In the data from the start through the line containing "x-tick-label: 150 [518,666,554,686]", inclusive, swap every "data-point-open" for "data-point-hollow" and leave all else unchanged. Return only those lines.

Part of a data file
========================================================================
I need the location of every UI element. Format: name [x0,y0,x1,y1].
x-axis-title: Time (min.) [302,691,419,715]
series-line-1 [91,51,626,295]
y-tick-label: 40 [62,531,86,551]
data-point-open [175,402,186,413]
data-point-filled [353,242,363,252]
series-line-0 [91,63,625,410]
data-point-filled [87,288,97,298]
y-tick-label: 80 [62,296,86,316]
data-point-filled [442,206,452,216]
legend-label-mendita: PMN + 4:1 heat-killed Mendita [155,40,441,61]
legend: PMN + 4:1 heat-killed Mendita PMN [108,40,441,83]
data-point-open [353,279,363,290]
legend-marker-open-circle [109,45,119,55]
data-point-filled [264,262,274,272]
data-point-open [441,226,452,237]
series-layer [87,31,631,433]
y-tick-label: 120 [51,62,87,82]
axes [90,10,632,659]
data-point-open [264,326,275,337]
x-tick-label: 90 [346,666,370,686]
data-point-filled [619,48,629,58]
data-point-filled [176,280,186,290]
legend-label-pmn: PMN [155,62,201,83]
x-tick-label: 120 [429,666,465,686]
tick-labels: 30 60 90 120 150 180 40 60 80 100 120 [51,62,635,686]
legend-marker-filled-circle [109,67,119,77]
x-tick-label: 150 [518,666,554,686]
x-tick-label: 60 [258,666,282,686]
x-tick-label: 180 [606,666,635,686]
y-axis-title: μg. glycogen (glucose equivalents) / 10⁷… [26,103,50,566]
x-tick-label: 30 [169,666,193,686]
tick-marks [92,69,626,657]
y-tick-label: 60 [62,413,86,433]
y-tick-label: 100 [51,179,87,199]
========================================================================
**RESULT OF THIS EXERCISE**
I need the location of every UI element. Format: name [x0,y0,x1,y1].
x-axis-title: Time (min.) [302,691,419,715]
series-line-1 [91,51,626,295]
y-tick-label: 40 [62,531,86,551]
data-point-hollow [175,402,186,413]
data-point-filled [353,242,363,252]
series-line-0 [91,63,625,410]
data-point-filled [87,288,97,298]
y-tick-label: 80 [62,296,86,316]
data-point-filled [442,206,452,216]
legend-label-mendita: PMN + 4:1 heat-killed Mendita [155,40,441,61]
legend: PMN + 4:1 heat-killed Mendita PMN [108,40,441,83]
data-point-hollow [353,279,363,290]
legend-marker-open-circle [109,45,119,55]
data-point-filled [264,262,274,272]
data-point-hollow [441,226,452,237]
series-layer [87,31,631,433]
y-tick-label: 120 [51,62,87,82]
axes [90,10,632,659]
data-point-hollow [264,326,275,337]
x-tick-label: 90 [346,666,370,686]
data-point-filled [619,48,629,58]
data-point-filled [176,280,186,290]
legend-label-pmn: PMN [155,62,201,83]
x-tick-label: 120 [429,666,465,686]
tick-labels: 30 60 90 120 150 180 40 60 80 100 120 [51,62,635,686]
legend-marker-filled-circle [109,67,119,77]
x-tick-label: 150 [518,666,554,686]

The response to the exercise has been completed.